• Task goal: Using the listing below, copy every line that mentions "color".

• Task material:
------------------------------------

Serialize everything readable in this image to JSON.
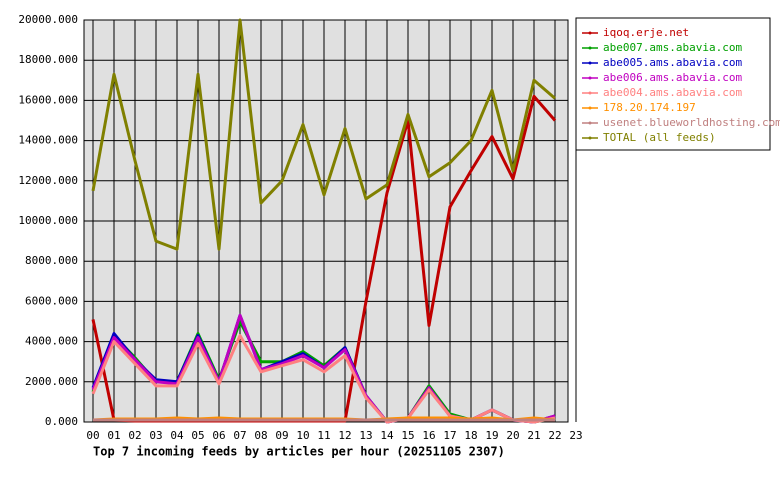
{
  "chart_data": {
    "type": "line",
    "title": "Top 7 incoming feeds by articles per hour (20251105 2307)",
    "categories": [
      "00",
      "01",
      "02",
      "03",
      "04",
      "05",
      "06",
      "07",
      "08",
      "09",
      "10",
      "11",
      "12",
      "13",
      "14",
      "15",
      "16",
      "17",
      "18",
      "19",
      "20",
      "21",
      "22",
      "23"
    ],
    "ylim": [
      0,
      20000
    ],
    "yticks": [
      {
        "value": 0,
        "label": "0.000"
      },
      {
        "value": 2000,
        "label": "2000.000"
      },
      {
        "value": 4000,
        "label": "4000.000"
      },
      {
        "value": 6000,
        "label": "6000.000"
      },
      {
        "value": 8000,
        "label": "8000.000"
      },
      {
        "value": 10000,
        "label": "10000.000"
      },
      {
        "value": 12000,
        "label": "12000.000"
      },
      {
        "value": 14000,
        "label": "14000.000"
      },
      {
        "value": 16000,
        "label": "16000.000"
      },
      {
        "value": 18000,
        "label": "18000.000"
      },
      {
        "value": 20000,
        "label": "20000.000"
      }
    ],
    "grid": true,
    "series": [
      {
        "name": "iqoq.erje.net",
        "color": "#c00000",
        "values": [
          5100,
          100,
          50,
          50,
          50,
          50,
          50,
          50,
          50,
          50,
          50,
          50,
          50,
          6000,
          11400,
          15000,
          4800,
          10700,
          12500,
          14200,
          12100,
          16200,
          15000,
          null
        ]
      },
      {
        "name": "abe007.ams.abavia.com",
        "color": "#00a000",
        "values": [
          1500,
          4300,
          3200,
          2000,
          2000,
          4400,
          2100,
          5000,
          3000,
          3000,
          3500,
          2800,
          3700,
          1300,
          0,
          200,
          1800,
          400,
          100,
          600,
          100,
          0,
          200,
          null
        ]
      },
      {
        "name": "abe005.ams.abavia.com",
        "color": "#0000c0",
        "values": [
          1700,
          4400,
          3100,
          2100,
          2000,
          4300,
          2000,
          5300,
          2600,
          3000,
          3400,
          2700,
          3700,
          1300,
          0,
          200,
          1700,
          300,
          100,
          600,
          100,
          0,
          300,
          null
        ]
      },
      {
        "name": "abe006.ams.abavia.com",
        "color": "#c000c0",
        "values": [
          1600,
          4200,
          3100,
          2000,
          1900,
          4200,
          2000,
          5300,
          2600,
          2900,
          3300,
          2700,
          3600,
          1300,
          0,
          200,
          1700,
          300,
          100,
          600,
          100,
          0,
          300,
          null
        ]
      },
      {
        "name": "abe004.ams.abavia.com",
        "color": "#ff8080",
        "values": [
          1400,
          4000,
          2900,
          1800,
          1800,
          3900,
          1900,
          4300,
          2500,
          2800,
          3100,
          2500,
          3300,
          1200,
          0,
          200,
          1600,
          300,
          100,
          600,
          100,
          0,
          200,
          null
        ]
      },
      {
        "name": "178.20.174.197",
        "color": "#ff9000",
        "values": [
          100,
          150,
          150,
          150,
          200,
          150,
          200,
          150,
          150,
          150,
          150,
          150,
          150,
          100,
          150,
          200,
          200,
          200,
          150,
          200,
          100,
          200,
          100,
          null
        ]
      },
      {
        "name": "usenet.blueworldhosting.com",
        "color": "#c08080",
        "values": [
          100,
          100,
          100,
          100,
          100,
          100,
          100,
          100,
          100,
          100,
          100,
          100,
          100,
          100,
          100,
          100,
          100,
          100,
          100,
          100,
          100,
          100,
          100,
          null
        ]
      },
      {
        "name": "TOTAL (all feeds)",
        "color": "#808000",
        "values": [
          11500,
          17300,
          13000,
          9000,
          8600,
          17300,
          8600,
          20000,
          10900,
          12000,
          14800,
          11300,
          14600,
          11100,
          11800,
          15300,
          12200,
          12900,
          14000,
          16500,
          12500,
          17000,
          16100,
          null
        ]
      }
    ]
  }
}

------------------------------------

• Correct output:
        "color": "#c00000",
        "color": "#00a000",
        "color": "#0000c0",
        "color": "#c000c0",
        "color": "#ff8080",
        "color": "#ff9000",
        "color": "#c08080",
        "color": "#808000",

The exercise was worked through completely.